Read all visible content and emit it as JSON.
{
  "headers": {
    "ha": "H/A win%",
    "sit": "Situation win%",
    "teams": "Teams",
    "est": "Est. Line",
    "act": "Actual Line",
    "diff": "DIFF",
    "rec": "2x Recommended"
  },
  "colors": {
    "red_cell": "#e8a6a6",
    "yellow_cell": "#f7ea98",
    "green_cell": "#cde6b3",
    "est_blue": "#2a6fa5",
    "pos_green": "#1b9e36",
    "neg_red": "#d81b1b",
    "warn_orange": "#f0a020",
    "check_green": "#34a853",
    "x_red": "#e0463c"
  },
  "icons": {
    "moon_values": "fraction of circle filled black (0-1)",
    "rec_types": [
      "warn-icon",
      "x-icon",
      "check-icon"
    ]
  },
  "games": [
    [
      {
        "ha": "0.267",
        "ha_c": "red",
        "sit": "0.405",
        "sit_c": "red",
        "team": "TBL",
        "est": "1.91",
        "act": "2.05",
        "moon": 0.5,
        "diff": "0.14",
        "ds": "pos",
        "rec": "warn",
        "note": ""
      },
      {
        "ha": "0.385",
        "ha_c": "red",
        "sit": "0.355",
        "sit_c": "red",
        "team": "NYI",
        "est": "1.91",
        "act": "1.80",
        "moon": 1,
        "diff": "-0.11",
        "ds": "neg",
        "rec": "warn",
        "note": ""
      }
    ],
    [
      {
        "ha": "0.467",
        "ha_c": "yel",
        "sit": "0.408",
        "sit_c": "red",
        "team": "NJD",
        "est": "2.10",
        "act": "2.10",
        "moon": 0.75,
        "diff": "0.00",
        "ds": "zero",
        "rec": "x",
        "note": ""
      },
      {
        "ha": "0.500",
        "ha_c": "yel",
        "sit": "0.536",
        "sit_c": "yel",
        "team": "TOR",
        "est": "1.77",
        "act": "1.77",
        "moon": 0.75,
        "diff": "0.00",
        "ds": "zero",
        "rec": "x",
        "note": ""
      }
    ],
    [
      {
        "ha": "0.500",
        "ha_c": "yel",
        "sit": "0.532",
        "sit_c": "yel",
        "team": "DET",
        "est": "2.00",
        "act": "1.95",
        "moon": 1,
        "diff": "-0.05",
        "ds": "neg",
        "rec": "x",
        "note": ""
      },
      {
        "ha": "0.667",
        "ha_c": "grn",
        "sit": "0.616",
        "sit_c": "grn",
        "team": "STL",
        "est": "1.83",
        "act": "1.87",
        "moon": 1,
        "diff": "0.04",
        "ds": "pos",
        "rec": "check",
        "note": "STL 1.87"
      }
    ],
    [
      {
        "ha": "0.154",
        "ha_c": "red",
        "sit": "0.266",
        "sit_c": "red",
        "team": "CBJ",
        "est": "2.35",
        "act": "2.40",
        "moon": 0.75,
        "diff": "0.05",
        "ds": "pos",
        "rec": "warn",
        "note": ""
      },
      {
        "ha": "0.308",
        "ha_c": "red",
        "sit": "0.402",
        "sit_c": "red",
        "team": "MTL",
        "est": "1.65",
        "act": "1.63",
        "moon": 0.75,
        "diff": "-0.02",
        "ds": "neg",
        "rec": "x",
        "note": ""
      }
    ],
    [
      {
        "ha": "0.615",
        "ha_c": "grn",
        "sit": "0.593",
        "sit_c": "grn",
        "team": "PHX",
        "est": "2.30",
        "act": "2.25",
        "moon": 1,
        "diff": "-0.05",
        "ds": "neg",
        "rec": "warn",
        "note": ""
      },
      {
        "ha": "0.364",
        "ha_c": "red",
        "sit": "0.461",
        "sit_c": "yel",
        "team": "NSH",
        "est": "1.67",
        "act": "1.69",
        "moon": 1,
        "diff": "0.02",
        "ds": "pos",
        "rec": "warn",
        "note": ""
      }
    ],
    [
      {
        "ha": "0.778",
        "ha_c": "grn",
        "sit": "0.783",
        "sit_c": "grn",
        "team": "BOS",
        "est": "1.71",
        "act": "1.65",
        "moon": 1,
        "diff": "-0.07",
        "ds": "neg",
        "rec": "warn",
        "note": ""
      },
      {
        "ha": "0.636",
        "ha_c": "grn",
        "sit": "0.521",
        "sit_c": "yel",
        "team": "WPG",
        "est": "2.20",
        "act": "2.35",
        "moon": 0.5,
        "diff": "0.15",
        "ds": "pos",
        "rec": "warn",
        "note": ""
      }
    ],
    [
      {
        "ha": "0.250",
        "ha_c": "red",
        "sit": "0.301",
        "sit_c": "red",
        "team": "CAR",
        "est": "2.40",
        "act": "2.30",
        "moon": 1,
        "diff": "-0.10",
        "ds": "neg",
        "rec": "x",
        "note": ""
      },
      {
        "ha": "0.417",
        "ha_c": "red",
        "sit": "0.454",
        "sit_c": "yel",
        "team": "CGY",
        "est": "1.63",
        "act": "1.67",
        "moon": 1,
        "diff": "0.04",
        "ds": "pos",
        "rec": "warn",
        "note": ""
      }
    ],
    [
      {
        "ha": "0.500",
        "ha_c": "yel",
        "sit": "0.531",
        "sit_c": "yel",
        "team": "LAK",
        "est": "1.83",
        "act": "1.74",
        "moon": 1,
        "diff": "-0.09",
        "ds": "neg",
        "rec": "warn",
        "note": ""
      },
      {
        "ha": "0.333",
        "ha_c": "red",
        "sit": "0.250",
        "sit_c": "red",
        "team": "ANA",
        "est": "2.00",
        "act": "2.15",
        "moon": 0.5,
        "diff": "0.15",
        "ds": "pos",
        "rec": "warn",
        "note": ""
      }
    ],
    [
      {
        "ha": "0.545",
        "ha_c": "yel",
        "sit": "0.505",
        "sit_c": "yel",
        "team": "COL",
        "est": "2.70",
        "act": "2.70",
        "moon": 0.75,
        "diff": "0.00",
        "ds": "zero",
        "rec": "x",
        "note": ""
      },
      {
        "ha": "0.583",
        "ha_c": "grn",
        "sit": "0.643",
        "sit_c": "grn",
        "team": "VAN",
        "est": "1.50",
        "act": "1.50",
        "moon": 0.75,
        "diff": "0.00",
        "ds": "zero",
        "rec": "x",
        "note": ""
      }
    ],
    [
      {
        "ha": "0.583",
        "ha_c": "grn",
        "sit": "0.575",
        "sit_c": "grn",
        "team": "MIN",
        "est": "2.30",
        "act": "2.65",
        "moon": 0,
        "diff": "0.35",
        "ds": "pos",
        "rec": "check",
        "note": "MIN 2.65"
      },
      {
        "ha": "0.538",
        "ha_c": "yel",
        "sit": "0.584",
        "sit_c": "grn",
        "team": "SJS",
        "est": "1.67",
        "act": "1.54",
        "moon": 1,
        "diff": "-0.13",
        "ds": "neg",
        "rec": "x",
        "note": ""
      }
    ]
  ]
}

#### Requirements
Please output the complete data exactly.

#### Expected answer
Read all visible content and emit it as JSON.
{
  "headers": {
    "ha": "H/A win%",
    "sit": "Situation win%",
    "teams": "Teams",
    "est": "Est. Line",
    "act": "Actual Line",
    "diff": "DIFF",
    "rec": "2x Recommended"
  },
  "colors": {
    "red_cell": "#e8a6a6",
    "yellow_cell": "#f7ea98",
    "green_cell": "#cde6b3",
    "est_blue": "#2a6fa5",
    "pos_green": "#1b9e36",
    "neg_red": "#d81b1b",
    "warn_orange": "#f0a020",
    "check_green": "#34a853",
    "x_red": "#e0463c"
  },
  "icons": {
    "moon_values": "fraction of circle filled black (0-1)",
    "rec_types": [
      "warn-icon",
      "x-icon",
      "check-icon"
    ]
  },
  "games": [
    [
      {
        "ha": "0.267",
        "ha_c": "red",
        "sit": "0.405",
        "sit_c": "red",
        "team": "TBL",
        "est": "1.91",
        "act": "2.05",
        "moon": 0.5,
        "diff": "0.14",
        "ds": "pos",
        "rec": "warn",
        "note": ""
      },
      {
        "ha": "0.385",
        "ha_c": "red",
        "sit": "0.355",
        "sit_c": "red",
        "team": "NYI",
        "est": "1.91",
        "act": "1.80",
        "moon": 1,
        "diff": "-0.11",
        "ds": "neg",
        "rec": "warn",
        "note": ""
      }
    ],
    [
      {
        "ha": "0.467",
        "ha_c": "yel",
        "sit": "0.408",
        "sit_c": "red",
        "team": "NJD",
        "est": "2.10",
        "act": "2.10",
        "moon": 0.75,
        "diff": "0.00",
        "ds": "zero",
        "rec": "x",
        "note": ""
      },
      {
        "ha": "0.500",
        "ha_c": "yel",
        "sit": "0.536",
        "sit_c": "yel",
        "team": "TOR",
        "est": "1.77",
        "act": "1.77",
        "moon": 0.75,
        "diff": "0.00",
        "ds": "zero",
        "rec": "x",
        "note": ""
      }
    ],
    [
      {
        "ha": "0.500",
        "ha_c": "yel",
        "sit": "0.532",
        "sit_c": "yel",
        "team": "DET",
        "est": "2.00",
        "act": "1.95",
        "moon": 1,
        "diff": "-0.05",
        "ds": "neg",
        "rec": "x",
        "note": ""
      },
      {
        "ha": "0.667",
        "ha_c": "grn",
        "sit": "0.616",
        "sit_c": "grn",
        "team": "STL",
        "est": "1.83",
        "act": "1.87",
        "moon": 1,
        "diff": "0.04",
        "ds": "pos",
        "rec": "check",
        "note": "STL 1.87"
      }
    ],
    [
      {
        "ha": "0.154",
        "ha_c": "red",
        "sit": "0.266",
        "sit_c": "red",
        "team": "CBJ",
        "est": "2.35",
        "act": "2.40",
        "moon": 0.75,
        "diff": "0.05",
        "ds": "pos",
        "rec": "warn",
        "note": ""
      },
      {
        "ha": "0.308",
        "ha_c": "red",
        "sit": "0.402",
        "sit_c": "red",
        "team": "MTL",
        "est": "1.65",
        "act": "1.63",
        "moon": 0.75,
        "diff": "-0.02",
        "ds": "neg",
        "rec": "x",
        "note": ""
      }
    ],
    [
      {
        "ha": "0.615",
        "ha_c": "grn",
        "sit": "0.593",
        "sit_c": "grn",
        "team": "PHX",
        "est": "2.30",
        "act": "2.25",
        "moon": 1,
        "diff": "-0.05",
        "ds": "neg",
        "rec": "warn",
        "note": ""
      },
      {
        "ha": "0.364",
        "ha_c": "red",
        "sit": "0.461",
        "sit_c": "yel",
        "team": "NSH",
        "est": "1.67",
        "act": "1.69",
        "moon": 1,
        "diff": "0.02",
        "ds": "pos",
        "rec": "warn",
        "note": ""
      }
    ],
    [
      {
        "ha": "0.778",
        "ha_c": "grn",
        "sit": "0.783",
        "sit_c": "grn",
        "team": "BOS",
        "est": "1.71",
        "act": "1.65",
        "moon": 1,
        "diff": "-0.07",
        "ds": "neg",
        "rec": "warn",
        "note": ""
      },
      {
        "ha": "0.636",
        "ha_c": "grn",
        "sit": "0.521",
        "sit_c": "yel",
        "team": "WPG",
        "est": "2.20",
        "act": "2.35",
        "moon": 0.5,
        "diff": "0.15",
        "ds": "pos",
        "rec": "warn",
        "note": ""
      }
    ],
    [
      {
        "ha": "0.250",
        "ha_c": "red",
        "sit": "0.301",
        "sit_c": "red",
        "team": "CAR",
        "est": "2.40",
        "act": "2.30",
        "moon": 1,
        "diff": "-0.10",
        "ds": "neg",
        "rec": "x",
        "note": ""
      },
      {
        "ha": "0.417",
        "ha_c": "red",
        "sit": "0.454",
        "sit_c": "yel",
        "team": "CGY",
        "est": "1.63",
        "act": "1.67",
        "moon": 1,
        "diff": "0.04",
        "ds": "pos",
        "rec": "warn",
        "note": ""
      }
    ],
    [
      {
        "ha": "0.500",
        "ha_c": "yel",
        "sit": "0.531",
        "sit_c": "yel",
        "team": "LAK",
        "est": "1.83",
        "act": "1.74",
        "moon": 1,
        "diff": "-0.09",
        "ds": "neg",
        "rec": "warn",
        "note": ""
      },
      {
        "ha": "0.333",
        "ha_c": "red",
        "sit": "0.250",
        "sit_c": "red",
        "team": "ANA",
        "est": "2.00",
        "act": "2.15",
        "moon": 0.5,
        "diff": "0.15",
        "ds": "pos",
        "rec": "warn",
        "note": ""
      }
    ],
    [
      {
        "ha": "0.545",
        "ha_c": "yel",
        "sit": "0.505",
        "sit_c": "yel",
        "team": "COL",
        "est": "2.70",
        "act": "2.70",
        "moon": 0.75,
        "diff": "0.00",
        "ds": "zero",
        "rec": "x",
        "note": ""
      },
      {
        "ha": "0.583",
        "ha_c": "grn",
        "sit": "0.643",
        "sit_c": "grn",
        "team": "VAN",
        "est": "1.50",
        "act": "1.50",
        "moon": 0.75,
        "diff": "0.00",
        "ds": "zero",
        "rec": "x",
        "note": ""
      }
    ],
    [
      {
        "ha": "0.583",
        "ha_c": "grn",
        "sit": "0.575",
        "sit_c": "grn",
        "team": "MIN",
        "est": "2.30",
        "act": "2.65",
        "moon": 0,
        "diff": "0.35",
        "ds": "pos",
        "rec": "check",
        "note": "MIN 2.65"
      },
      {
        "ha": "0.538",
        "ha_c": "yel",
        "sit": "0.584",
        "sit_c": "grn",
        "team": "SJS",
        "est": "1.67",
        "act": "1.54",
        "moon": 1,
        "diff": "-0.13",
        "ds": "neg",
        "rec": "x",
        "note": ""
      }
    ]
  ]
}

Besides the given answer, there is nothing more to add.